| WHAT THE TASK REQUIRES |
Without the pictures, give the entries below again exactly as written.

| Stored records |
------------
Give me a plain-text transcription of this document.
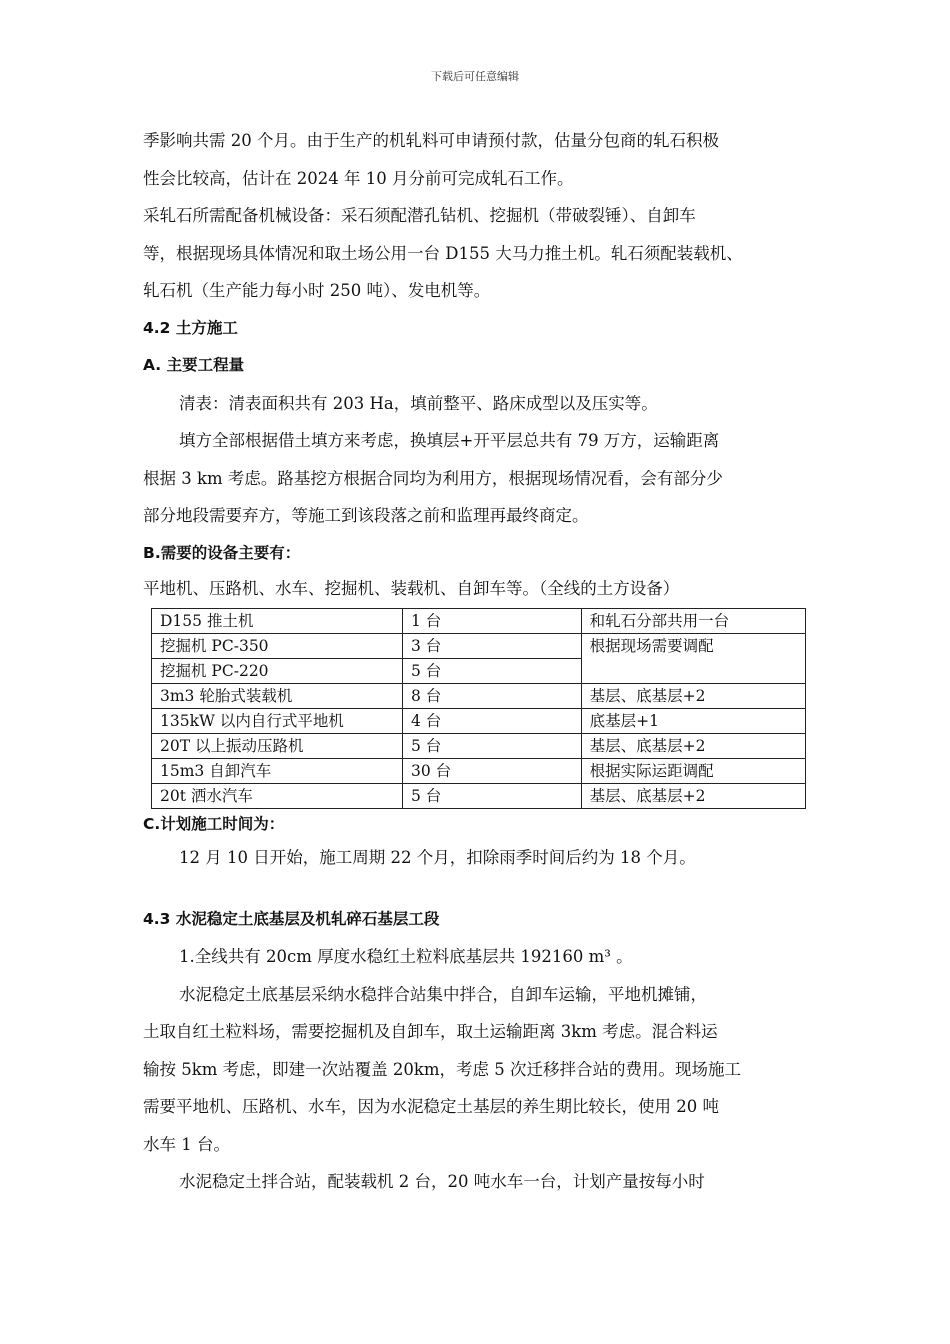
下载后可任意编辑

季影响共需 20 个月。由于生产的机轧料可申请预付款，估量分包商的轧石积极

性会比较高，估计在 2024 年 10 月分前可完成轧石工作。

采轧石所需配备机械设备：采石须配潜孔钻机、挖掘机（带破裂锤）、自卸车

等，根据现场具体情况和取土场公用一台 D155 大马力推土机。轧石须配装载机、

轧石机（生产能力每小时 250 吨）、发电机等。

4.2 土方施工

A. 主要工程量

清表：清表面积共有 203 Ha，填前整平、路床成型以及压实等。

填方全部根据借土填方来考虑，换填层+开平层总共有 79 万方，运输距离

根据 3 km 考虑。路基挖方根据合同均为利用方，根据现场情况看，会有部分少

部分地段需要弃方，等施工到该段落之前和监理再最终商定。

B.需要的设备主要有：

平地机、压路机、水车、挖掘机、装载机、自卸车等。（全线的土方设备）

D155 推土机	1 台	和轧石分部共用一台
挖掘机 PC-350	3 台	根据现场需要调配
挖掘机 PC-220	5 台	
3m3 轮胎式装载机	8 台	基层、底基层+2
135kW 以内自行式平地机	4 台	底基层+1
20T 以上振动压路机	5 台	基层、底基层+2
15m3 自卸汽车	30 台	根据实际运距调配
20t 洒水汽车	5 台	基层、底基层+2

C.计划施工时间为：

12 月 10 日开始，施工周期 22 个月，扣除雨季时间后约为 18 个月。

4.3 水泥稳定土底基层及机轧碎石基层工段

1.全线共有 20cm 厚度水稳红土粒料底基层共 192160 m³ 。

水泥稳定土底基层采纳水稳拌合站集中拌合，自卸车运输，平地机摊铺，

土取自红土粒料场，需要挖掘机及自卸车，取土运输距离 3km 考虑。混合料运

输按 5km 考虑，即建一次站覆盖 20km，考虑 5 次迁移拌合站的费用。现场施工

需要平地机、压路机、水车，因为水泥稳定土基层的养生期比较长，使用 20 吨

水车 1 台。

水泥稳定土拌合站，配装载机 2 台，20 吨水车一台，计划产量按每小时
------------
| TASK RESPONSE |
Give me a plain-text transcription of this document.
下载后可任意编辑

季影响共需 20 个月。由于生产的机轧料可申请预付款，估量分包商的轧石积极

性会比较高，估计在 2024 年 10 月分前可完成轧石工作。

采轧石所需配备机械设备：采石须配潜孔钻机、挖掘机（带破裂锤）、自卸车

等，根据现场具体情况和取土场公用一台 D155 大马力推土机。轧石须配装载机、

轧石机（生产能力每小时 250 吨）、发电机等。

4.2 土方施工

A. 主要工程量

清表：清表面积共有 203 Ha，填前整平、路床成型以及压实等。

填方全部根据借土填方来考虑，换填层+开平层总共有 79 万方，运输距离

根据 3 km 考虑。路基挖方根据合同均为利用方，根据现场情况看，会有部分少

部分地段需要弃方，等施工到该段落之前和监理再最终商定。

B.需要的设备主要有：

平地机、压路机、水车、挖掘机、装载机、自卸车等。（全线的土方设备）

D155 推土机	1 台	和轧石分部共用一台
挖掘机 PC-350	3 台	根据现场需要调配
挖掘机 PC-220	5 台	
3m3 轮胎式装载机	8 台	基层、底基层+2
135kW 以内自行式平地机	4 台	底基层+1
20T 以上振动压路机	5 台	基层、底基层+2
15m3 自卸汽车	30 台	根据实际运距调配
20t 洒水汽车	5 台	基层、底基层+2

C.计划施工时间为：

12 月 10 日开始，施工周期 22 个月，扣除雨季时间后约为 18 个月。

4.3 水泥稳定土底基层及机轧碎石基层工段

1.全线共有 20cm 厚度水稳红土粒料底基层共 192160 m³ 。

水泥稳定土底基层采纳水稳拌合站集中拌合，自卸车运输，平地机摊铺，

土取自红土粒料场，需要挖掘机及自卸车，取土运输距离 3km 考虑。混合料运

输按 5km 考虑，即建一次站覆盖 20km，考虑 5 次迁移拌合站的费用。现场施工

需要平地机、压路机、水车，因为水泥稳定土基层的养生期比较长，使用 20 吨

水车 1 台。

水泥稳定土拌合站，配装载机 2 台，20 吨水车一台，计划产量按每小时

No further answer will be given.